Instructions to follow: Pick out the lines below with "PROYECTO" and list them.
==*==
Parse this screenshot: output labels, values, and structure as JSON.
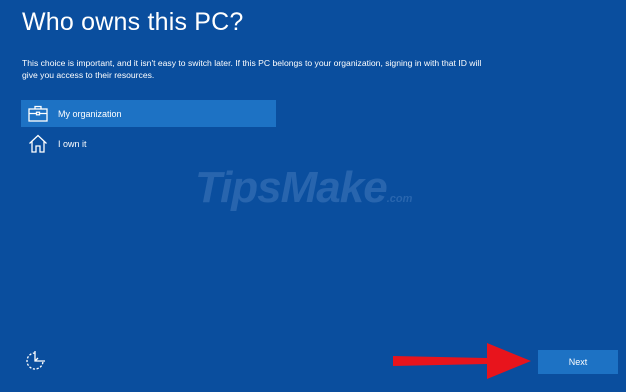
{
  "page": {
    "title": "Who owns this PC?",
    "description": "This choice is important, and it isn't easy to switch later. If this PC belongs to your organization, signing in with that ID will give you access to their resources."
  },
  "options": [
    {
      "label": "My organization",
      "icon": "briefcase-icon",
      "selected": true
    },
    {
      "label": "I own it",
      "icon": "home-icon",
      "selected": false
    }
  ],
  "watermark": {
    "text": "TipsMake",
    "suffix": ".com"
  },
  "footer": {
    "next_label": "Next",
    "ease_of_access_icon": "ease-of-access-icon"
  },
  "colors": {
    "background": "#0a4e9e",
    "selected": "#1d72c4",
    "button": "#1d72c4",
    "arrow": "#e8141c"
  }
}
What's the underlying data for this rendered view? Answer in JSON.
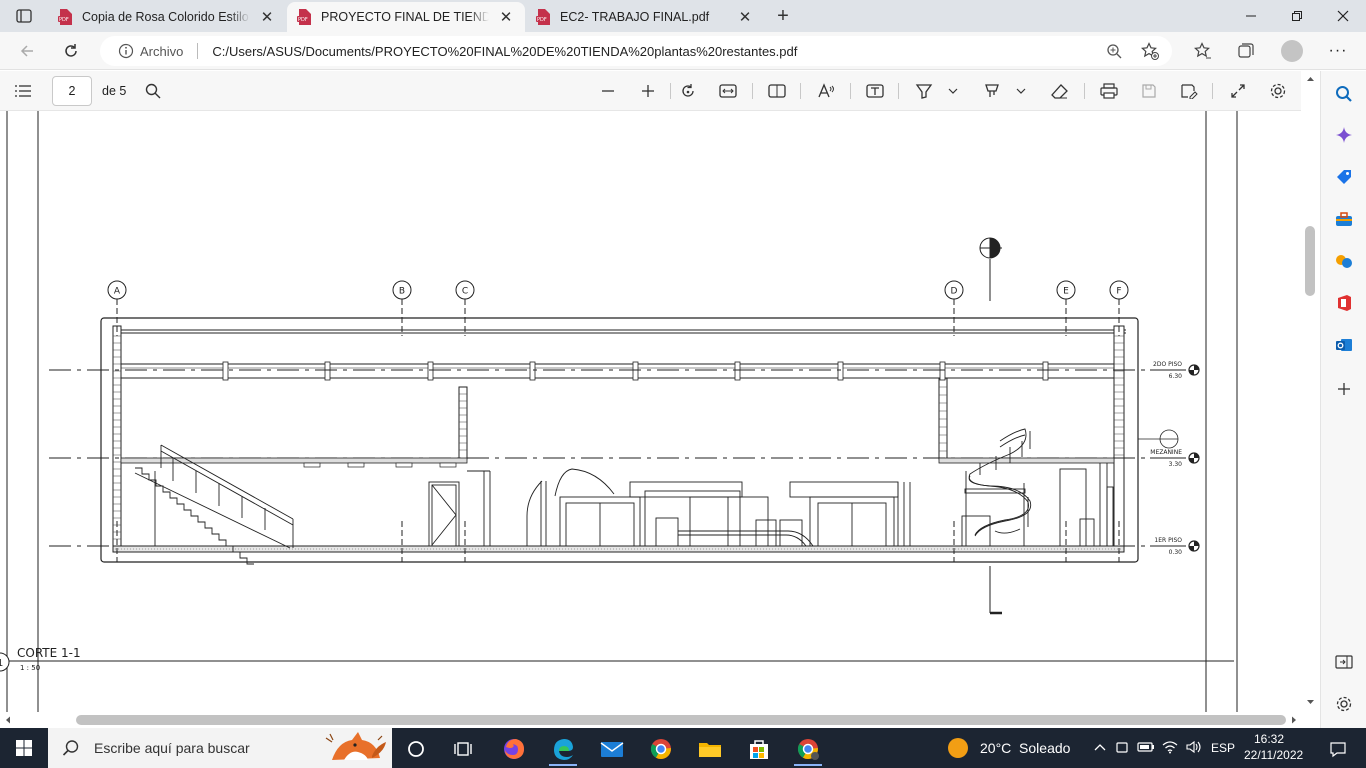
{
  "tabs": [
    {
      "title": "Copia de Rosa Colorido Estilo Se",
      "active": false
    },
    {
      "title": "PROYECTO FINAL DE TIENDA pla",
      "active": true
    },
    {
      "title": "EC2- TRABAJO FINAL.pdf",
      "active": false
    }
  ],
  "address": {
    "scheme_label": "Archivo",
    "url": "C:/Users/ASUS/Documents/PROYECTO%20FINAL%20DE%20TIENDA%20plantas%20restantes.pdf"
  },
  "pdf_toolbar": {
    "page_number": "2",
    "page_of": "de 5"
  },
  "drawing": {
    "axes": [
      "A",
      "B",
      "C",
      "D",
      "E",
      "F"
    ],
    "levels": [
      {
        "name": "2DO PISO",
        "value": "6.30"
      },
      {
        "name": "MEZANINE",
        "value": "3.30"
      },
      {
        "name": "1ER PISO",
        "value": "0.30"
      }
    ],
    "section_title": "CORTE 1-1",
    "scale": "1 : 50",
    "section_number": "1"
  },
  "taskbar": {
    "search_placeholder": "Escribe aquí para buscar",
    "weather": "20°C  Soleado",
    "language": "ESP",
    "time": "16:32",
    "date": "22/11/2022"
  },
  "colors": {
    "accent": "#0f6cbd",
    "taskbar": "#1c2532",
    "pdf_red": "#c4314b"
  }
}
==*==
Task result:
      "title": "PROYECTO FINAL DE TIENDA pla",
    "url": "C:/Users/ASUS/Documents/PROYECTO%20FINAL%20DE%20TIENDA%20plantas%20restantes.pdf"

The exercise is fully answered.